_TEKS BACAAN:_
REPUBLIKA.CO.ID, JAKARTA -- Seorang dukun bertanya, “Siapa yang harus kita tanya?”. Nabi Ibrahim menjawab, “Tanyalah pada tuhan kalian.” “Bukankah engkau tahu Ibrahim, bahwa tuhan-tuhan itu tidak berbicara?”
“Jika kalian tahu tuhan kalian tidak mampu berbicara, lantas kenapa kalian menyembah sesuatu yang berbicara saja tidak mampu? sesuatu yang tidak memberikan manfaat dan mudarat.. Tidakkah kalian berpikir di mana letak akal sehat kalian"
"Lihat., tuhan-tuhan kalian telah hancur, tuhan yang paling besar hanya bisa memandangi saja. tuhan kalian tidak bisa menghindari gangguan yang datang, maka bagaimana mereka mendatangkan kebaikan bagi kalian. Tidakkah kalian mau berpikir sebentar?"
"Kapak itu, ada dileher tuhan paling besar, tetapi anehnya dia tidak mau menceritakan apa yang terjadi. Dia juga tidak mempu berbicara, mendengar, tidak bergerak, tidak melihat, tidak memberikan manfaat, dan tidak membahayakan. Perhatikan, dia hanya sekadar batu, lantas kenapa manusia menyembah batu?”
Argumen Nabi Ibrohim tidak terbantahkan. Nabi Ibrohim, mampu menundukkan mereka dengan argumentasi dan logika berpikirmya yang sehat. Lantas, berhasilkah dakwa Nabi Ibrahim? Pergulatan pemikiran, nilai-nilai, serta prinsip-prinsip yang ada di tengah-tengah masyarakat tidak mudah dipatahkan.

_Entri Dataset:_
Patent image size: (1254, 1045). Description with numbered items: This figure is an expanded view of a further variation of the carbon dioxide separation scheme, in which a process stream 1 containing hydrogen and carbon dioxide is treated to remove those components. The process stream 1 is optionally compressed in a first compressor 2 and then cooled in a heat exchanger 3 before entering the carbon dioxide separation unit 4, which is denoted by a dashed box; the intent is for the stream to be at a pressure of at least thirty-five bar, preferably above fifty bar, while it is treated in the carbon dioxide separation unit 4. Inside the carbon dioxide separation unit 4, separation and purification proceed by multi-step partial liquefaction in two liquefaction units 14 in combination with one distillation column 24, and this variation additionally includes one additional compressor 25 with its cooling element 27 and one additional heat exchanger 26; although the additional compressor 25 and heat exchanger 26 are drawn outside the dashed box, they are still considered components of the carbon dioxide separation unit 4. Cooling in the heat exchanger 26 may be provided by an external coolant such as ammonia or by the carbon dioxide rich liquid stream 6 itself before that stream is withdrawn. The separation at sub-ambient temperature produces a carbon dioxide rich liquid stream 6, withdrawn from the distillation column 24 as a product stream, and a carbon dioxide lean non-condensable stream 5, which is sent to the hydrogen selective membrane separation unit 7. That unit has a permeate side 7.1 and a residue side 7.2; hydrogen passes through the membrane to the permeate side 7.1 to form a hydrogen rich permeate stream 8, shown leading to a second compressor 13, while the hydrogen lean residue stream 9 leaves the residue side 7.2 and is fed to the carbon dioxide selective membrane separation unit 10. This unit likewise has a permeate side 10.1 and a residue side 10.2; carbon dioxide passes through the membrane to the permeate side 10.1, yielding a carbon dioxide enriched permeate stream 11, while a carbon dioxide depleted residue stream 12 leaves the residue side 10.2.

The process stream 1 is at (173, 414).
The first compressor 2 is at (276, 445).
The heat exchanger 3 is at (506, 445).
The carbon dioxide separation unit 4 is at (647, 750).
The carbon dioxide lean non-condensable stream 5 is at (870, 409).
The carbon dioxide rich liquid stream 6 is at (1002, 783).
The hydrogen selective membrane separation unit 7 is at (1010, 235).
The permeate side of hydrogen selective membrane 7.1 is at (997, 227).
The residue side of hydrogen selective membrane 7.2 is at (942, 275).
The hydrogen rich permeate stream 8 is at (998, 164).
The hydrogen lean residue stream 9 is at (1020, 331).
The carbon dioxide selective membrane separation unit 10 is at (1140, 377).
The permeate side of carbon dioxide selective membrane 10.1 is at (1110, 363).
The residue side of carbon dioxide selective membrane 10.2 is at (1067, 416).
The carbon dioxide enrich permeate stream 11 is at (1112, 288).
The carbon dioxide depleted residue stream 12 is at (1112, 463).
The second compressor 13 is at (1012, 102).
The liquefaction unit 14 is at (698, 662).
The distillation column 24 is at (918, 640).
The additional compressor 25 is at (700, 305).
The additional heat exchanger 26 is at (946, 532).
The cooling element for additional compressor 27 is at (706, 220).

_PETUNJUK TUGAS:_ Lanjutkan teks bacaan tentang perdebatan Nabi Ibrahim dengan kaumnya mengenai berhala, dimulai sesudah kalimat terakhir yang tercantum.

_HASIL TUGAS:_
Apalagi telah berpuluhan tahun diyakini. Meski telah berusaha keras, Nabi Ibrahim justru mendapatkan hukuman atas penghinaan yang dilakukannyang dilakukannya pada tuhan-tuhan mereka.
“Bakarlah Ibrahim dan tolonglah tuhan kalian, jika kalian benar-benar menyembah,” sebuah seruan datang dan mampu menggerakkan seluruh masyarakat untuk sepakat membakar Nabi Ibrohim hidup-hidup. Tersebarlah berita Nabi Ibrahim akan dibakar, keseluruh kerajaan dan seluruh pelosok negeri.
Nabi Ibrahim ditangkap, diikat tangan dan kakinya pada manjaniq (alat yang digunakan untuk melempar Nabi Ibrahim) dan isiapkan juga tempat pembakaran. Mereka menggali lobang besar yang dipenuhi kayu-kayu, batu-batu, dan batang-batang pohon. Lalu mereka menyalakan api yang sangat besar seakan tidak mungkin pernah padam.
Api mulai membesar, galian itu semakin panas hingga membuat manusia-manusia yang menonton peristiwa akan dibakarnya Nabi Ibrahim mulai mundur dan menjaga jarak. Seorang dukun memerintahkan supaya Nabi Ibrahim segera lepaskan ke dalam kobaran api, tiba-tiba tanpa dilihat menusia malaikat Jibril datang.
“Wahai Ibrahim, tidakkah kau memiliki keperluan?” Nabi Ibrahim menjawab, “aku tidak memerlukan sesuatu darimu.” Tubuh Nabi Ibrahim telah dilepaskan di dalam kobaran api. Lalu Allah menurunkan perintah kepada api. “Wahai api, jadilah engkau dingin dan membawa keselamatan kepada Ibrahim.” (QS. Al-Anbiya’: 69).
Api pun tunduk pada perintah Allah SWT. Api hanya membakar tali-tali yang mengikat kaki dan tangan Nabi Ibrahim, selebihnya, api tak sedikitpun melukai tubuh Nabi Ibrahim. Nabi Ibrahim sendiri seakan berada di tengah-tengah taman, beliau pun memuji dan mengagungkan Allah. Dan yang ada di hatinya hanyalah kecintaanya kapada Allah SWT.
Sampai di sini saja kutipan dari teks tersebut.